[Dataset entries on figures]

-*-*-

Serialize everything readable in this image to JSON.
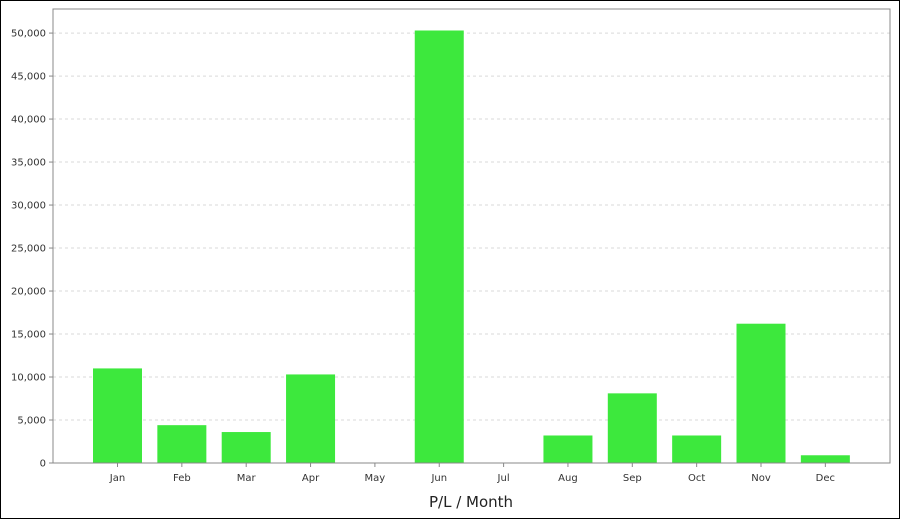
{
  "chart_data": {
    "type": "bar",
    "title": "",
    "xlabel": "P/L / Month",
    "ylabel": "",
    "categories": [
      "Jan",
      "Feb",
      "Mar",
      "Apr",
      "May",
      "Jun",
      "Jul",
      "Aug",
      "Sep",
      "Oct",
      "Nov",
      "Dec"
    ],
    "values": [
      11000,
      4400,
      3600,
      10300,
      0,
      50300,
      0,
      3200,
      8100,
      3200,
      16200,
      900
    ],
    "ylim": [
      0,
      52800
    ],
    "yticks": [
      0,
      5000,
      10000,
      15000,
      20000,
      25000,
      30000,
      35000,
      40000,
      45000,
      50000
    ],
    "ytick_labels": [
      "0",
      "5,000",
      "10,000",
      "15,000",
      "20,000",
      "25,000",
      "30,000",
      "35,000",
      "40,000",
      "45,000",
      "50,000"
    ],
    "grid": true,
    "bar_color": "#3de83d",
    "grid_color": "#d9d9d9",
    "axis_color": "#888888"
  }
}
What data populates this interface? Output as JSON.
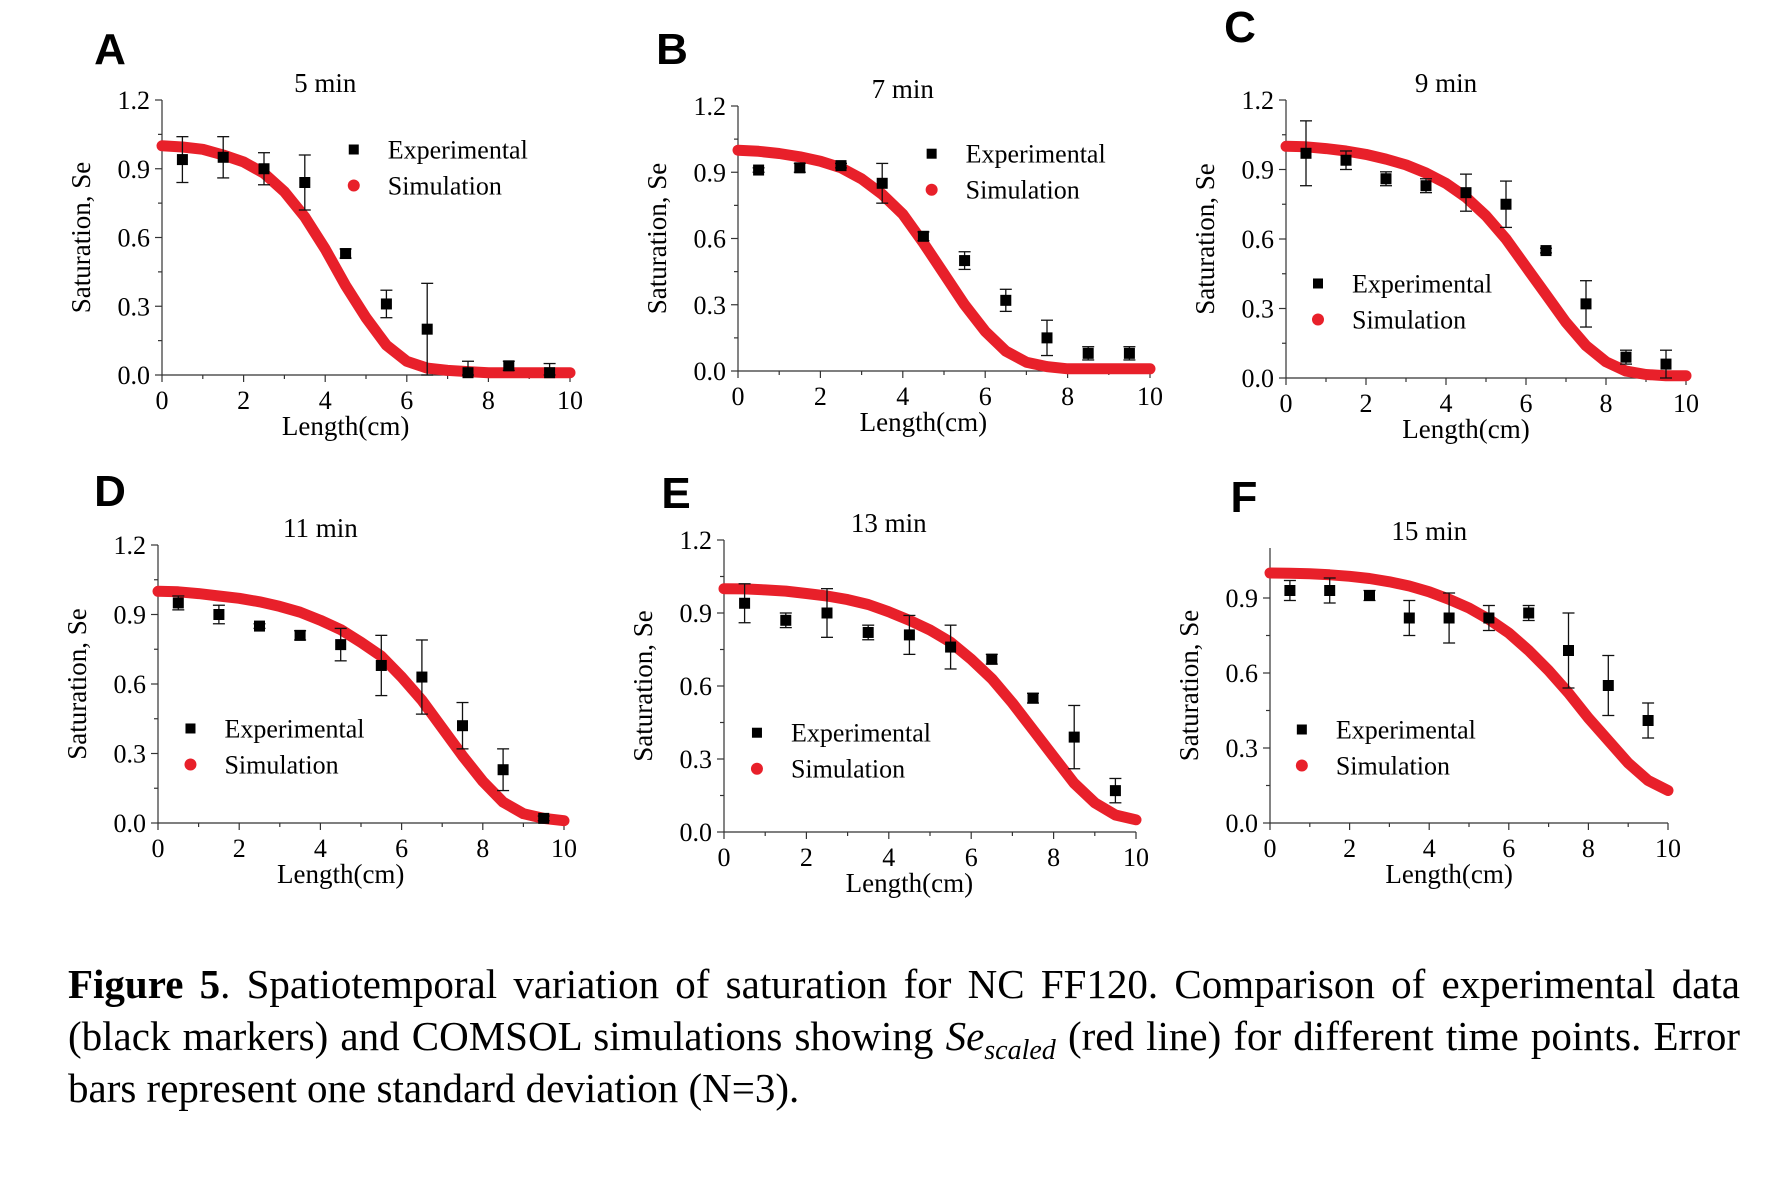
{
  "chart_data": [
    {
      "type": "scatter",
      "panel": "A",
      "title": "5 min",
      "xlabel": "Length(cm)",
      "ylabel": "Saturation, Se",
      "xlim": [
        0,
        10
      ],
      "ylim": [
        0,
        1.2
      ],
      "xticks": [
        0,
        2,
        4,
        6,
        8,
        10
      ],
      "yticks": [
        0.0,
        0.3,
        0.6,
        0.9,
        1.2
      ],
      "xtick_labels": [
        "0",
        "2",
        "4",
        "6",
        "8",
        "10"
      ],
      "ytick_labels": [
        "0.0",
        "0.3",
        "0.6",
        "0.9",
        "1.2"
      ],
      "legend_position": "upper-right",
      "series": [
        {
          "name": "Experimental",
          "color": "#000000",
          "x": [
            0.5,
            1.5,
            2.5,
            3.5,
            4.5,
            5.5,
            6.5,
            7.5,
            8.5,
            9.5
          ],
          "y": [
            0.94,
            0.95,
            0.9,
            0.84,
            0.53,
            0.31,
            0.2,
            0.01,
            0.04,
            0.01
          ],
          "yerr": [
            0.1,
            0.09,
            0.07,
            0.12,
            0.02,
            0.06,
            0.2,
            0.05,
            0.02,
            0.04
          ]
        },
        {
          "name": "Simulation",
          "color": "#e8202a",
          "x": [
            0,
            0.5,
            1,
            1.5,
            2,
            2.5,
            3,
            3.5,
            4,
            4.5,
            5,
            5.5,
            6,
            6.5,
            7,
            7.5,
            8,
            8.5,
            9,
            9.5,
            10
          ],
          "y": [
            1.0,
            0.995,
            0.985,
            0.96,
            0.93,
            0.88,
            0.8,
            0.69,
            0.55,
            0.39,
            0.25,
            0.13,
            0.06,
            0.03,
            0.02,
            0.015,
            0.01,
            0.01,
            0.01,
            0.01,
            0.01
          ]
        }
      ]
    },
    {
      "type": "scatter",
      "panel": "B",
      "title": "7 min",
      "xlabel": "Length(cm)",
      "ylabel": "Saturation, Se",
      "xlim": [
        0,
        10
      ],
      "ylim": [
        0,
        1.2
      ],
      "xticks": [
        0,
        2,
        4,
        6,
        8,
        10
      ],
      "yticks": [
        0.0,
        0.3,
        0.6,
        0.9,
        1.2
      ],
      "xtick_labels": [
        "0",
        "2",
        "4",
        "6",
        "8",
        "10"
      ],
      "ytick_labels": [
        "0.0",
        "0.3",
        "0.6",
        "0.9",
        "1.2"
      ],
      "legend_position": "upper-right",
      "series": [
        {
          "name": "Experimental",
          "color": "#000000",
          "x": [
            0.5,
            1.5,
            2.5,
            3.5,
            4.5,
            5.5,
            6.5,
            7.5,
            8.5,
            9.5
          ],
          "y": [
            0.91,
            0.92,
            0.93,
            0.85,
            0.61,
            0.5,
            0.32,
            0.15,
            0.08,
            0.08
          ],
          "yerr": [
            0.01,
            0.02,
            0.01,
            0.09,
            0.02,
            0.04,
            0.05,
            0.08,
            0.03,
            0.03
          ]
        },
        {
          "name": "Simulation",
          "color": "#e8202a",
          "x": [
            0,
            0.5,
            1,
            1.5,
            2,
            2.5,
            3,
            3.5,
            4,
            4.5,
            5,
            5.5,
            6,
            6.5,
            7,
            7.5,
            8,
            8.5,
            9,
            9.5,
            10
          ],
          "y": [
            1.0,
            0.995,
            0.985,
            0.97,
            0.95,
            0.92,
            0.87,
            0.8,
            0.71,
            0.58,
            0.44,
            0.3,
            0.18,
            0.09,
            0.04,
            0.02,
            0.01,
            0.01,
            0.01,
            0.01,
            0.01
          ]
        }
      ]
    },
    {
      "type": "scatter",
      "panel": "C",
      "title": "9 min",
      "xlabel": "Length(cm)",
      "ylabel": "Saturation, Se",
      "xlim": [
        0,
        10
      ],
      "ylim": [
        0,
        1.2
      ],
      "xticks": [
        0,
        2,
        4,
        6,
        8,
        10
      ],
      "yticks": [
        0.0,
        0.3,
        0.6,
        0.9,
        1.2
      ],
      "xtick_labels": [
        "0",
        "2",
        "4",
        "6",
        "8",
        "10"
      ],
      "ytick_labels": [
        "0.0",
        "0.3",
        "0.6",
        "0.9",
        "1.2"
      ],
      "legend_position": "lower-left",
      "series": [
        {
          "name": "Experimental",
          "color": "#000000",
          "x": [
            0.5,
            1.5,
            2.5,
            3.5,
            4.5,
            5.5,
            6.5,
            7.5,
            8.5,
            9.5
          ],
          "y": [
            0.97,
            0.94,
            0.86,
            0.83,
            0.8,
            0.75,
            0.55,
            0.32,
            0.09,
            0.06
          ],
          "yerr": [
            0.14,
            0.04,
            0.03,
            0.03,
            0.08,
            0.1,
            0.01,
            0.1,
            0.03,
            0.06
          ]
        },
        {
          "name": "Simulation",
          "color": "#e8202a",
          "x": [
            0,
            0.5,
            1,
            1.5,
            2,
            2.5,
            3,
            3.5,
            4,
            4.5,
            5,
            5.5,
            6,
            6.5,
            7,
            7.5,
            8,
            8.5,
            9,
            9.5,
            10
          ],
          "y": [
            1.0,
            0.998,
            0.99,
            0.98,
            0.965,
            0.945,
            0.92,
            0.885,
            0.84,
            0.78,
            0.7,
            0.6,
            0.48,
            0.36,
            0.24,
            0.14,
            0.07,
            0.03,
            0.015,
            0.01,
            0.01
          ]
        }
      ]
    },
    {
      "type": "scatter",
      "panel": "D",
      "title": "11 min",
      "xlabel": "Length(cm)",
      "ylabel": "Saturation, Se",
      "xlim": [
        0,
        10
      ],
      "ylim": [
        0,
        1.2
      ],
      "xticks": [
        0,
        2,
        4,
        6,
        8,
        10
      ],
      "yticks": [
        0.0,
        0.3,
        0.6,
        0.9,
        1.2
      ],
      "xtick_labels": [
        "0",
        "2",
        "4",
        "6",
        "8",
        "10"
      ],
      "ytick_labels": [
        "0.0",
        "0.3",
        "0.6",
        "0.9",
        "1.2"
      ],
      "legend_position": "lower-left",
      "series": [
        {
          "name": "Experimental",
          "color": "#000000",
          "x": [
            0.5,
            1.5,
            2.5,
            3.5,
            4.5,
            5.5,
            6.5,
            7.5,
            8.5,
            9.5
          ],
          "y": [
            0.95,
            0.9,
            0.85,
            0.81,
            0.77,
            0.68,
            0.63,
            0.42,
            0.23,
            0.02
          ],
          "yerr": [
            0.03,
            0.04,
            0.01,
            0.02,
            0.07,
            0.13,
            0.16,
            0.1,
            0.09,
            0.01
          ]
        },
        {
          "name": "Simulation",
          "color": "#e8202a",
          "x": [
            0,
            0.5,
            1,
            1.5,
            2,
            2.5,
            3,
            3.5,
            4,
            4.5,
            5,
            5.5,
            6,
            6.5,
            7,
            7.5,
            8,
            8.5,
            9,
            9.5,
            10
          ],
          "y": [
            1.0,
            0.998,
            0.99,
            0.98,
            0.97,
            0.955,
            0.935,
            0.91,
            0.875,
            0.835,
            0.78,
            0.72,
            0.63,
            0.53,
            0.41,
            0.29,
            0.18,
            0.09,
            0.04,
            0.02,
            0.01
          ]
        }
      ]
    },
    {
      "type": "scatter",
      "panel": "E",
      "title": "13 min",
      "xlabel": "Length(cm)",
      "ylabel": "Saturation, Se",
      "xlim": [
        0,
        10
      ],
      "ylim": [
        0,
        1.2
      ],
      "xticks": [
        0,
        2,
        4,
        6,
        8,
        10
      ],
      "yticks": [
        0.0,
        0.3,
        0.6,
        0.9,
        1.2
      ],
      "xtick_labels": [
        "0",
        "2",
        "4",
        "6",
        "8",
        "10"
      ],
      "ytick_labels": [
        "0.0",
        "0.3",
        "0.6",
        "0.9",
        "1.2"
      ],
      "legend_position": "lower-left",
      "series": [
        {
          "name": "Experimental",
          "color": "#000000",
          "x": [
            0.5,
            1.5,
            2.5,
            3.5,
            4.5,
            5.5,
            6.5,
            7.5,
            8.5,
            9.5
          ],
          "y": [
            0.94,
            0.87,
            0.9,
            0.82,
            0.81,
            0.76,
            0.71,
            0.55,
            0.39,
            0.17
          ],
          "yerr": [
            0.08,
            0.03,
            0.1,
            0.03,
            0.08,
            0.09,
            0.02,
            0.02,
            0.13,
            0.05
          ]
        },
        {
          "name": "Simulation",
          "color": "#e8202a",
          "x": [
            0,
            0.5,
            1,
            1.5,
            2,
            2.5,
            3,
            3.5,
            4,
            4.5,
            5,
            5.5,
            6,
            6.5,
            7,
            7.5,
            8,
            8.5,
            9,
            9.5,
            10
          ],
          "y": [
            1.0,
            0.999,
            0.995,
            0.99,
            0.98,
            0.97,
            0.955,
            0.935,
            0.905,
            0.87,
            0.83,
            0.78,
            0.71,
            0.63,
            0.53,
            0.42,
            0.31,
            0.2,
            0.12,
            0.07,
            0.05
          ]
        }
      ]
    },
    {
      "type": "scatter",
      "panel": "F",
      "title": "15 min",
      "xlabel": "Length(cm)",
      "ylabel": "Saturation, Se",
      "xlim": [
        0,
        10
      ],
      "ylim": [
        0,
        1.1
      ],
      "xticks": [
        0,
        2,
        4,
        6,
        8,
        10
      ],
      "yticks": [
        0.0,
        0.3,
        0.6,
        0.9
      ],
      "xtick_labels": [
        "0",
        "2",
        "4",
        "6",
        "8",
        "10"
      ],
      "ytick_labels": [
        "0.0",
        "0.3",
        "0.6",
        "0.9"
      ],
      "legend_position": "lower-left",
      "series": [
        {
          "name": "Experimental",
          "color": "#000000",
          "x": [
            0.5,
            1.5,
            2.5,
            3.5,
            4.5,
            5.5,
            6.5,
            7.5,
            8.5,
            9.5
          ],
          "y": [
            0.93,
            0.93,
            0.91,
            0.82,
            0.82,
            0.82,
            0.84,
            0.69,
            0.55,
            0.41
          ],
          "yerr": [
            0.04,
            0.05,
            0.02,
            0.07,
            0.1,
            0.05,
            0.03,
            0.15,
            0.12,
            0.07
          ]
        },
        {
          "name": "Simulation",
          "color": "#e8202a",
          "x": [
            0,
            0.5,
            1,
            1.5,
            2,
            2.5,
            3,
            3.5,
            4,
            4.5,
            5,
            5.5,
            6,
            6.5,
            7,
            7.5,
            8,
            8.5,
            9,
            9.5,
            10
          ],
          "y": [
            1.0,
            0.999,
            0.997,
            0.993,
            0.987,
            0.978,
            0.965,
            0.948,
            0.925,
            0.895,
            0.86,
            0.815,
            0.76,
            0.69,
            0.61,
            0.52,
            0.42,
            0.33,
            0.24,
            0.17,
            0.13
          ]
        }
      ]
    }
  ],
  "caption": {
    "label": "Figure 5",
    "text_1": ". Spatiotemporal variation of saturation for NC FF120. Comparison of experimental data (black markers) and COMSOL simulations showing ",
    "symbol": "Se",
    "symbol_sub": "scaled",
    "text_2": " (red line) for different time points. Error bars represent one standard deviation (N=3)."
  }
}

-*-*-

Show each line in the entries that holds the string "this".

SOLUTION ->
Serialize everything readable in this image to JSON.
What data populates this interface? Output as JSON.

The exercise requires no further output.